(Goal) In the records below, find each line with the word "Bleibt" and copy it.
-------------------------
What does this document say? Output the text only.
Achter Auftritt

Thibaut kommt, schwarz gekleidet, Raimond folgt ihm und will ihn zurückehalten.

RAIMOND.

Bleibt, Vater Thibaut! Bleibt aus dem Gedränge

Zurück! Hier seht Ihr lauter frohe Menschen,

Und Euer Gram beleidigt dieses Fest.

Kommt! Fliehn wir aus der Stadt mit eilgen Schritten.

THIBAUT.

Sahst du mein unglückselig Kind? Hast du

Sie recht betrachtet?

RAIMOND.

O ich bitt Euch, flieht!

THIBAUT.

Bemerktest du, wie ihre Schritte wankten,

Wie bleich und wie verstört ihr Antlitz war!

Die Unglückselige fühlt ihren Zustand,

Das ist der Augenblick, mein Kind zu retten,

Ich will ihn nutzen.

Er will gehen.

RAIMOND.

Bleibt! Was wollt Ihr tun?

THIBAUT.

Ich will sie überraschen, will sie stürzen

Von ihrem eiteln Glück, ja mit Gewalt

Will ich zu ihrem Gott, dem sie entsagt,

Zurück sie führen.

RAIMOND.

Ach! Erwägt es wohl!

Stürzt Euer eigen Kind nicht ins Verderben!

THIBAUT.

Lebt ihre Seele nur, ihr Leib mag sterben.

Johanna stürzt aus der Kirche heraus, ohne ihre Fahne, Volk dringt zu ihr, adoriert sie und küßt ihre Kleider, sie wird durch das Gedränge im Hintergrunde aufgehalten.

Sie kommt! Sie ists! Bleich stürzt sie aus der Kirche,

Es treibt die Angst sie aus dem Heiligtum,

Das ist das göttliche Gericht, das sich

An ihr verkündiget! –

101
-------------------------
(Solution to this problem)
Bleibt, Vater Thibaut! Bleibt aus dem Gedränge
Bleibt! Was wollt Ihr tun?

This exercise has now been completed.